**Tarefas a realizar**
**a.** Responda, por favor, às perguntas seguintes sobre o texto acerca da história do género:
(i) Com que historiadora foi coordenado o livro bilíngue citado no início?
(ii) Em que meses decorre a semana "Falar de género"?
(iii) Que disciplina é apontada como mais recetiva a esta abordagem do que a História?
**b.** Escreva a continuação do texto sobre a história do género a partir da última frase apresentada.

À procura de uma “História relacional que interroga toda a sociedade”

Desde a publicação do livro bilíngue Writing Women's History in Southern Europe, 19th-20th Centuries. Écrire l'histoire des femmes en Europe du Sud, XIXe-XXe siècles, que coordenei com a historiadora alemã Gisela Bock, passaram 15 anos. Como sublinhávamos na introdução: “Este tema acarreta perguntas tanto como respostas: dar nota do que já foi alcançado, o que está por explorar e como proceder tendo em conta a multiplicidade de tópicos individuais e as diversas abordagens e perspetivas” (p. 1). Retomando essa abordagem, gostaria, de uma forma muito sucinta, mencionar algumas iniciativas relevantes nesta área de investigação. Não se trata de fazer um balanço historiográfico, apenas de mostrar “até que ponto o ‘género’ — como um termo, um conceito e uma perspectiva — foi mobilizado por historiadores dos países do Sul da Europa” (p. 3) focando-me, aqui, em Portugal. Hoje, o termo é amplamente utilizado nas Ciências Sociais: são inúmeros os encontros e as publicações que o mencionam. Apenas para citar um exemplo, na minha instituição — o Instituto de Ciências Sociais da Universidade de Lisboa — decorre todos os anos, em Maio/Junho, a semana “Falar de género” que tem por característica essencial a sua natureza interdisciplinar.

Se a palavra “género” entrou no domínio público, a sua mobilização como uma “categoria útil de análise histórica” ainda não está suficientemente difundida junto das e dos historiadores. Assim, enquanto conceito, o “género” carece em Portugal de uma maior aplicação. As reticências prendem-se com vários fatores que deveriam estar ultrapassados no século XXI. Atualmente, o desafio consiste em escrever a história utilizando o conceito de género. A chamada “história das mulheres” e/ou “história do género”, que se tem desenvolvido desde aproximadamente há meio um século ou mais — consoante os países —, assume esta perspetiva e já produziu inúmeras excelentes contribuições. Atenta ao que acontece no estrangeiro, incorporou o conceito de género tal como o definiu a historiadora norte-americana, Joan W. Scott. Resta agora difundir esta abordagem junto de todo(a)s o(a)s historiadore(a)s bem como do(a)s cientistas sociais mais globalmente. Em rigor, algumas disciplinas, como a Sociologia, foram mais recetivas a esta abordagem do que a História.

**Material fornecido**

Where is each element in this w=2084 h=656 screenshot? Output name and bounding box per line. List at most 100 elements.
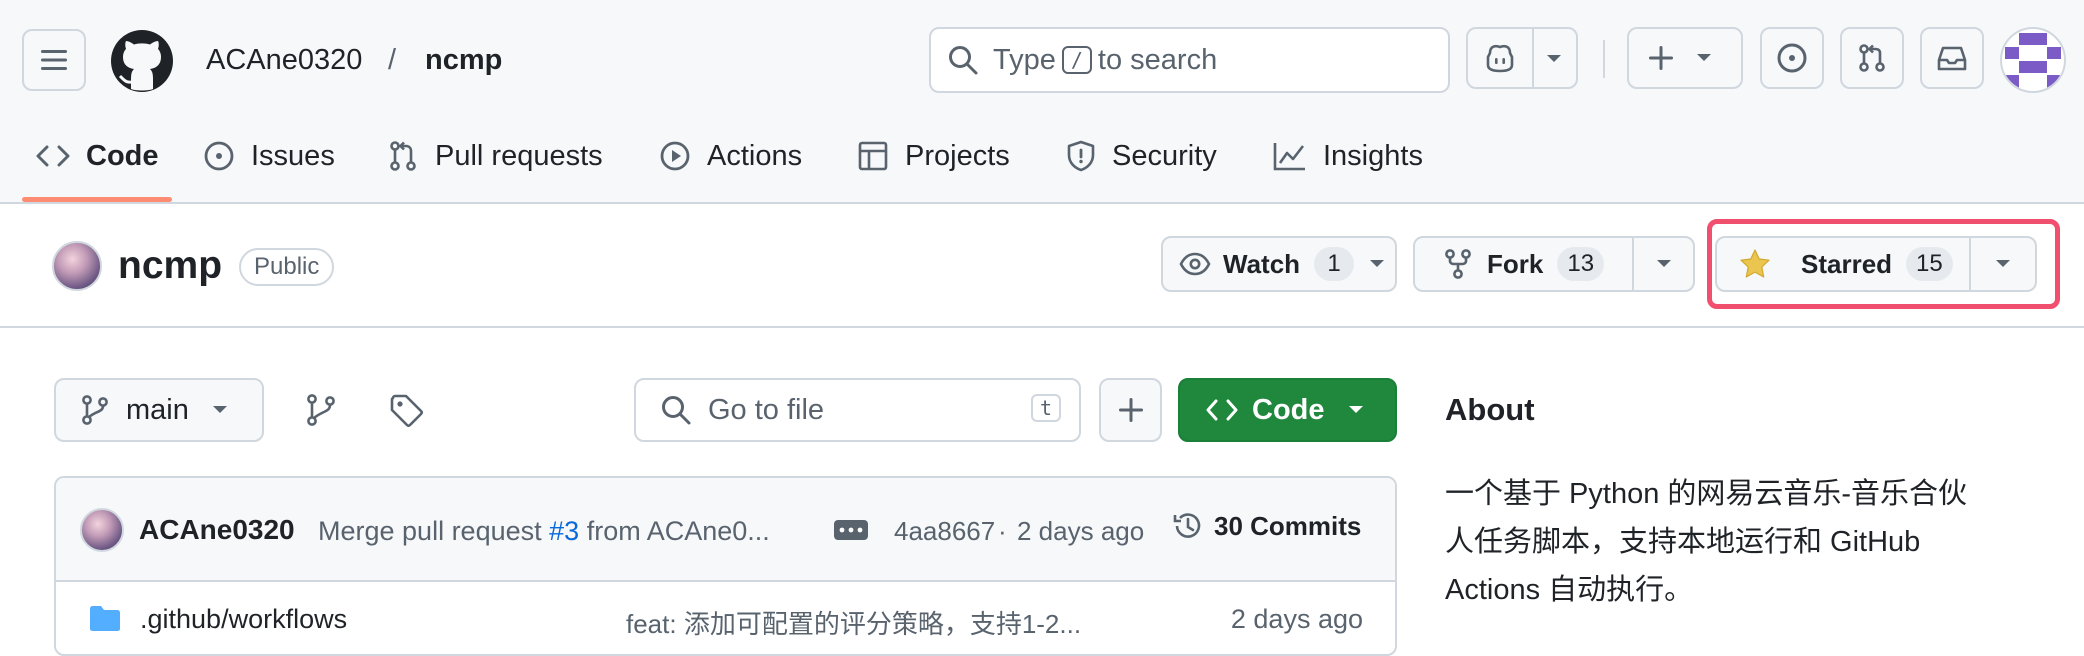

**As respostas**
**a.**
(i) Com a historiadora alemã Gisela Bock.
(ii) Em Maio/Junho.
(iii) A Sociologia.

**b.**
Falta ainda um longo caminho a percorrer em Portugal antes de chegar a uma “história decididamente relacional que interroga toda a sociedade”, segundo a feliz formulação de Georges Duby e Michelle Perrot, inscrita na História das Mulheres no Ocidente, obra traduzida em mais de dez línguas. Isso implica que cada historiador(a) tome consciência da importância do conceito de género e que o utilize na sua investigação. No que me diz respeito, é o que faço desde que cheguei a Portugal há mais de 20 anos e continuarei a fazê-lo enquanto investigadora responsável de um projeto financiado pela FCT intitulado “Mulheres e associativismo em Portugal, 1914-1974” que contribuirá para a História tout court.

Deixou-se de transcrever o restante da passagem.